What to produce
Read the records and gather each line that includes "CoinbasePremium".

Data listing
----------------------------------------

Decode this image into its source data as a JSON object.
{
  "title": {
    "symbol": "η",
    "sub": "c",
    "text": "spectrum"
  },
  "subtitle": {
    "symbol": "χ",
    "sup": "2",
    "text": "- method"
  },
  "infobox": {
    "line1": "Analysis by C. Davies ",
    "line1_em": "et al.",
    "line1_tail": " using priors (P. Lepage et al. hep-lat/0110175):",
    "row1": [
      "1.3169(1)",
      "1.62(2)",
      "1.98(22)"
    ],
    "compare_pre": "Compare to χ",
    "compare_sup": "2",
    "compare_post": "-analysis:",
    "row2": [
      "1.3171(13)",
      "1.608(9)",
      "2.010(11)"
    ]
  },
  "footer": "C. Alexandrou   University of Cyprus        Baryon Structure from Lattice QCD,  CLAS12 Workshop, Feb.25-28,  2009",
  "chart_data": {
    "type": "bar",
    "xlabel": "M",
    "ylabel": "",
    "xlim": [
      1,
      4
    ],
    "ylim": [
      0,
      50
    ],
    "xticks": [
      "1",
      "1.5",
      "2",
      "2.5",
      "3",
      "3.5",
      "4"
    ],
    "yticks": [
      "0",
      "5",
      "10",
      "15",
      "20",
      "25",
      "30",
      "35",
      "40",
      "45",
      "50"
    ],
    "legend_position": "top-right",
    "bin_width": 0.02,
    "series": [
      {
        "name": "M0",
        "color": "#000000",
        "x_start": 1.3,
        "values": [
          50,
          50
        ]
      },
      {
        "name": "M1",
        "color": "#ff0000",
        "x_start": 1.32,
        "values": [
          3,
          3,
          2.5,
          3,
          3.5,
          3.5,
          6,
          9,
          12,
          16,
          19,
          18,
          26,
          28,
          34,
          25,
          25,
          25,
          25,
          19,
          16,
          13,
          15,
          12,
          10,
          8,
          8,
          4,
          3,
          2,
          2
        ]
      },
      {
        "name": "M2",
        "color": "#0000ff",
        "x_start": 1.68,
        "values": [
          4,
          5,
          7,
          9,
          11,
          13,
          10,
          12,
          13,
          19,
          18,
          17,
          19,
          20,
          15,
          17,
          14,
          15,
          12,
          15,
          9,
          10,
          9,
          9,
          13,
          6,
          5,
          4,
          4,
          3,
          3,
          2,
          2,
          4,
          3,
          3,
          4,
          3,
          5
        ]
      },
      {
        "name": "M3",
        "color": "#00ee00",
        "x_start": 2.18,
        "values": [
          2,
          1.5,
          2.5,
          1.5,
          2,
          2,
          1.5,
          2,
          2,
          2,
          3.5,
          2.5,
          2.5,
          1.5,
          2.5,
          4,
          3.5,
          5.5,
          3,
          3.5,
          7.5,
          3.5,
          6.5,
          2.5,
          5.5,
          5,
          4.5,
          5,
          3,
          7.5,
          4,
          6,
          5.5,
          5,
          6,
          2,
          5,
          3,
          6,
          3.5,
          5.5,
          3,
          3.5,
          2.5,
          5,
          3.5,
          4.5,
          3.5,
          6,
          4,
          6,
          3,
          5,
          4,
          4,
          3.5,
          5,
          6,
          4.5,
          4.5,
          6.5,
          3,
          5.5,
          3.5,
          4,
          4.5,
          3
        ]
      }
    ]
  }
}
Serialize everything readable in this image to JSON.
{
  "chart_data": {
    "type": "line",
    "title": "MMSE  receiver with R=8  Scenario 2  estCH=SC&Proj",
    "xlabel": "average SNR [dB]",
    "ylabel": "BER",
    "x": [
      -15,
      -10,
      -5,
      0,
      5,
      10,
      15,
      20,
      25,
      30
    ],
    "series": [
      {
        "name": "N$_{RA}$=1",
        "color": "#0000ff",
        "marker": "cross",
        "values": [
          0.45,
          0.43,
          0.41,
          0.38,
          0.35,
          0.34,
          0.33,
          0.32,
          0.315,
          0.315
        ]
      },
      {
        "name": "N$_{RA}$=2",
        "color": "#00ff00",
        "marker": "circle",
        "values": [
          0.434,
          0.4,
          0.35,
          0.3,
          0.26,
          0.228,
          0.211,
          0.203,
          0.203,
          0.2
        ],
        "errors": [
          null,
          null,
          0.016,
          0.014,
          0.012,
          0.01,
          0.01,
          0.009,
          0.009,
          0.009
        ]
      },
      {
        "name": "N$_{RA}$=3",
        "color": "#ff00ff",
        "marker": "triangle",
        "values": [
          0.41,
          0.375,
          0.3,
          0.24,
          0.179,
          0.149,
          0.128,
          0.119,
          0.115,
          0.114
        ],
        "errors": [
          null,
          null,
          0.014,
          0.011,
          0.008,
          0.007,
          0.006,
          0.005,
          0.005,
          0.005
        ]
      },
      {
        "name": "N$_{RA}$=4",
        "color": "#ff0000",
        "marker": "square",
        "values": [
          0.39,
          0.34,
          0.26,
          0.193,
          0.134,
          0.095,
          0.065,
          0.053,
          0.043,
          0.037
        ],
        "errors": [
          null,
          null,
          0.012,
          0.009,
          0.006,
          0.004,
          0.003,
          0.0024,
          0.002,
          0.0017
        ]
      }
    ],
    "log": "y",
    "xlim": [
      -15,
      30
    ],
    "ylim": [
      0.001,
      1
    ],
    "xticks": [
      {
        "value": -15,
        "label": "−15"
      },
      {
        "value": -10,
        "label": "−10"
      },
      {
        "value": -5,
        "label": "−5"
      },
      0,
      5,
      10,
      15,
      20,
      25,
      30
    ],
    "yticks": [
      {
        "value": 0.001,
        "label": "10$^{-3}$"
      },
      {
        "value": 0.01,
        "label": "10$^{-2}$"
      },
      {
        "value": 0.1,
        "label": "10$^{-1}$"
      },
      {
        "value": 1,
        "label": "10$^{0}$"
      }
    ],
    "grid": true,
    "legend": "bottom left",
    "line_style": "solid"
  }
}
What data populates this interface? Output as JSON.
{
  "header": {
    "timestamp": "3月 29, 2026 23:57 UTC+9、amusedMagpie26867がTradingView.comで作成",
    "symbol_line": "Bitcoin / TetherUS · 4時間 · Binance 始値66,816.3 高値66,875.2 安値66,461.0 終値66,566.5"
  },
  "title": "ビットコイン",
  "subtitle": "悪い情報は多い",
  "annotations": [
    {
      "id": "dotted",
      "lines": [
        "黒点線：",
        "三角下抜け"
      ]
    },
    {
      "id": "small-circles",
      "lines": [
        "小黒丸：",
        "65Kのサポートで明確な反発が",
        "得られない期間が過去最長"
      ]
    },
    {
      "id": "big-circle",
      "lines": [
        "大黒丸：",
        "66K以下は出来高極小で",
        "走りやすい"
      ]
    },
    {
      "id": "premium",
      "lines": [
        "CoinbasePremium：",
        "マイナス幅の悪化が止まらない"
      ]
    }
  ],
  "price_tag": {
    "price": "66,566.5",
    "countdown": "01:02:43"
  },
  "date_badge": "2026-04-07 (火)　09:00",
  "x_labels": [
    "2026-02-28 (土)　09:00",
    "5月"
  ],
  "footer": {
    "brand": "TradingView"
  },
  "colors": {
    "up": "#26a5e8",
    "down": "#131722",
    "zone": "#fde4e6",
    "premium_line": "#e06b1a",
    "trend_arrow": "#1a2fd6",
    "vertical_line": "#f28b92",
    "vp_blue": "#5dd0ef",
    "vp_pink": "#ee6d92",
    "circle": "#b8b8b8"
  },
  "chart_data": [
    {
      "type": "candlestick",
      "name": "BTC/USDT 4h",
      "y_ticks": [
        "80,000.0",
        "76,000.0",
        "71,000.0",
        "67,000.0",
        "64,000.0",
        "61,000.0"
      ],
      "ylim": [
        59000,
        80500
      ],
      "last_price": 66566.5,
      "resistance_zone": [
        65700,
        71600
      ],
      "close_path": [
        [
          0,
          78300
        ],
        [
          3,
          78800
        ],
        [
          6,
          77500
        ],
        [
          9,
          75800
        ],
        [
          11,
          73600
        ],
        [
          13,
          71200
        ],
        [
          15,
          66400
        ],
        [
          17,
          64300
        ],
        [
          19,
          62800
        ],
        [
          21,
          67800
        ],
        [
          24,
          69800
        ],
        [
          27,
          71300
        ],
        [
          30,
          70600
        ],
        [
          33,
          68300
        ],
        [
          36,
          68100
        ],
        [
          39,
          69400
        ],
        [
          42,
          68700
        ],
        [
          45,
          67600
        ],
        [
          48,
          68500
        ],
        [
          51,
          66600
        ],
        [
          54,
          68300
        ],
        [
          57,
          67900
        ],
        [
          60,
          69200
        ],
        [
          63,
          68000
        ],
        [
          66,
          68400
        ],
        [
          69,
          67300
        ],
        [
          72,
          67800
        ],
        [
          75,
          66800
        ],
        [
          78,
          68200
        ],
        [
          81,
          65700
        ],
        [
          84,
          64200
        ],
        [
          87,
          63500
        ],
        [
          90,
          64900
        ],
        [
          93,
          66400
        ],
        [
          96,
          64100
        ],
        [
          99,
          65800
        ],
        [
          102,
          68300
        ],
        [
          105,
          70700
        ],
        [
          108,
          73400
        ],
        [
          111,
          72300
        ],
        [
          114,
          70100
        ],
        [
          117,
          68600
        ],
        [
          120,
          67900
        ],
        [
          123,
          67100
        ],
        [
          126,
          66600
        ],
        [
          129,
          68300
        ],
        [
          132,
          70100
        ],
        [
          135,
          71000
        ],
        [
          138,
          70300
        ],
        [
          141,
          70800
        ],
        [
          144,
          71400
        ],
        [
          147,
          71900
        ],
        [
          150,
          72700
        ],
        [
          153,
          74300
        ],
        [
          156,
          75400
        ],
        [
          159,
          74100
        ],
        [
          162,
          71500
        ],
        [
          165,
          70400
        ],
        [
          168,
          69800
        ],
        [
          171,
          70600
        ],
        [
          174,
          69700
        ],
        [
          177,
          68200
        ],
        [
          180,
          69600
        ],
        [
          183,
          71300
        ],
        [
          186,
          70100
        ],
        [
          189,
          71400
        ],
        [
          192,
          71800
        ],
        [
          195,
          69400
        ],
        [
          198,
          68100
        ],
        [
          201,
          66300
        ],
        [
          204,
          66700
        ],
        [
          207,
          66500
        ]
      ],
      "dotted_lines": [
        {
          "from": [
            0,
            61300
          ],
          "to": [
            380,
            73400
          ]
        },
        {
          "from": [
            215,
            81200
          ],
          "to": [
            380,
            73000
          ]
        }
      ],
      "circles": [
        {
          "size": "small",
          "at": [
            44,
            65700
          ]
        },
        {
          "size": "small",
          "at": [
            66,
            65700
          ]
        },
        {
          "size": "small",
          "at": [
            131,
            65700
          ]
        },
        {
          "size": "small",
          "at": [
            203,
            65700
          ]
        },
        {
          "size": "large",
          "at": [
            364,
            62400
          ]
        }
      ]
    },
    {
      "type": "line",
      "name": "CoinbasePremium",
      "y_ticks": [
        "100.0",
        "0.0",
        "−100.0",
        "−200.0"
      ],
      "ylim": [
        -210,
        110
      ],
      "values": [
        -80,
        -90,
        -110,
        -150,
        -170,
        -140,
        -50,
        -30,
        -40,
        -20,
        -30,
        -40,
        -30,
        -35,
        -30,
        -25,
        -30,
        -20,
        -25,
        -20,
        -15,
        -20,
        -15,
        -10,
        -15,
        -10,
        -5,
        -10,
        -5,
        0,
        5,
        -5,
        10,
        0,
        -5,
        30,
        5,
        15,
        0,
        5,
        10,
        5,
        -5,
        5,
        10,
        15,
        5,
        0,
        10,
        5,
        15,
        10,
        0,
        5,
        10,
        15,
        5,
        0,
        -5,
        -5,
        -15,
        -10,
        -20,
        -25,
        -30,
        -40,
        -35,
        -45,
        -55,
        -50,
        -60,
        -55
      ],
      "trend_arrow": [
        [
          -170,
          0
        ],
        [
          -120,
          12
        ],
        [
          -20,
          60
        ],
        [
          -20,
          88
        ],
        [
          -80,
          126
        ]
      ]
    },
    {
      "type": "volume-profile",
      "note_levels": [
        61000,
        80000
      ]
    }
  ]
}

----------------------------------------

Exercise output
        "CoinbasePremium：",
      "name": "CoinbasePremium",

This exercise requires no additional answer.